**** Fonte

·
info@studiolegalegulino.it
·
Lun - Ven 08:30-13:00 | 15:00-19:30
045 8034209

L’assegno divorzile: cos’è e quando spetta

L’assegno di divorzio è un contributo economico (periodico o una tantum) che viene posto a carico di uno dei due coniugi a favore dell’altro se questi non ha mezzi di sostentamento adeguati o non se li può procurare.

L’importo, rivalutabile annualmente secondo i dati ISTAT, è determinato dal Giudice con la sentenza di divorzio in applicazione dell’art 5 della legge 898/1970 (Legge sul divorzio).

L'assegno divorzile

Quale dei due coniugi ha diritto all’assegno di divorzio e come si quantifica

Il diritto di uno dei coniugi ad avere un assegno divorzile sussiste in presenza di alcune circostanze che devono essere adeguatamente verificate caso per caso:

  • Accertamento delle condizioni economiche e patrimoniali dei coniugi. Da eseguirsi mettendo a confronto:
  • redditi di qualsiasi specie percepiti
  • il possesso di beni immobili e mobili
  • la disponibilità di una casa di abitazione;
  • La verifica se il coniuge che chiede l’assegno abbia o meno mezzi “adeguati” di sostentamento e/o se sia impossibilitato a procurarseli per ragioni oggettive.

********
**** Record archiviati

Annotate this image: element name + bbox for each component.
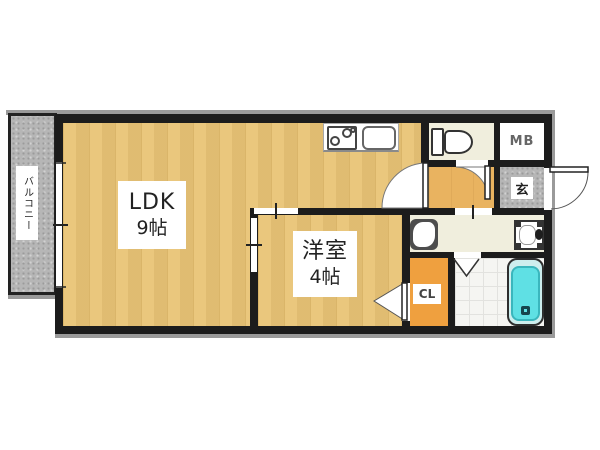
bathroom-door-gap: [454, 252, 481, 258]
toilet-icon: [444, 130, 473, 154]
ldk-label: LDK 9帖: [118, 181, 186, 249]
toilet-tank-icon: [431, 128, 444, 156]
washbasin-faucet-icon: [535, 229, 543, 240]
washing-machine-drum: [413, 222, 435, 247]
meter-box-label: MB: [500, 123, 544, 160]
entrance-door-arc: [551, 172, 588, 209]
closet-door-gap: [402, 283, 410, 321]
wall-top: [55, 114, 552, 123]
entrance-label: 玄: [511, 177, 533, 199]
entrance-label-text: 玄: [515, 179, 528, 198]
ldk-size: 9帖: [136, 217, 167, 241]
closet-label: CL: [413, 284, 441, 304]
western-room-name: 洋室: [302, 238, 348, 266]
western-room-size: 4帖: [309, 266, 340, 290]
sliding-door-vertical: [251, 218, 257, 272]
shadow-right: [552, 115, 555, 334]
washroom-door-gap: [455, 208, 492, 215]
meter-box-label-text: MB: [510, 134, 535, 149]
balcony-window: [56, 162, 62, 288]
entrance-door-gap: [544, 168, 552, 210]
hall-floor: [429, 166, 495, 208]
western-room-label: 洋室 4帖: [293, 231, 357, 297]
shadow-balcony-bottom: [8, 295, 57, 299]
balcony-label: バルコニー: [16, 166, 38, 240]
wall-kitchen-divider: [421, 114, 429, 163]
stove-burner-icon: [330, 136, 340, 146]
wall-right: [544, 114, 552, 334]
bathtub-drain-icon: [521, 306, 530, 315]
toilet-door-gap: [456, 160, 488, 167]
washbasin-bowl: [519, 225, 536, 245]
sliding-door-horizontal: [254, 208, 298, 214]
kitchen-sink-icon: [362, 126, 396, 150]
stove-burner-icon: [350, 127, 356, 133]
shadow-bottom: [55, 334, 555, 338]
wall-closet-bath-divider: [448, 252, 455, 334]
balcony-label-text: バルコニー: [22, 176, 33, 231]
floorplan-canvas: バルコニー: [0, 0, 600, 450]
entrance-door-leaf: [550, 167, 588, 172]
ldk-name: LDK: [129, 189, 176, 217]
wall-bottom: [55, 326, 552, 334]
closet-label-text: CL: [419, 287, 435, 301]
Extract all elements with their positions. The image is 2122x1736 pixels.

********

**Istruzioni:**
In base alla pagina sull'assegno divorzile, per quale motivo uno dei coniugi può essere tenuto a versare un contributo economico all'altro? Per favore rispondi in una o due frasi.

**Risposta:**
Perché l'altro coniuge non ha mezzi di sostentamento adeguati o non può procurarseli. In questo caso il contributo, periodico o una tantum, viene posto a carico del primo coniuge a favore del secondo.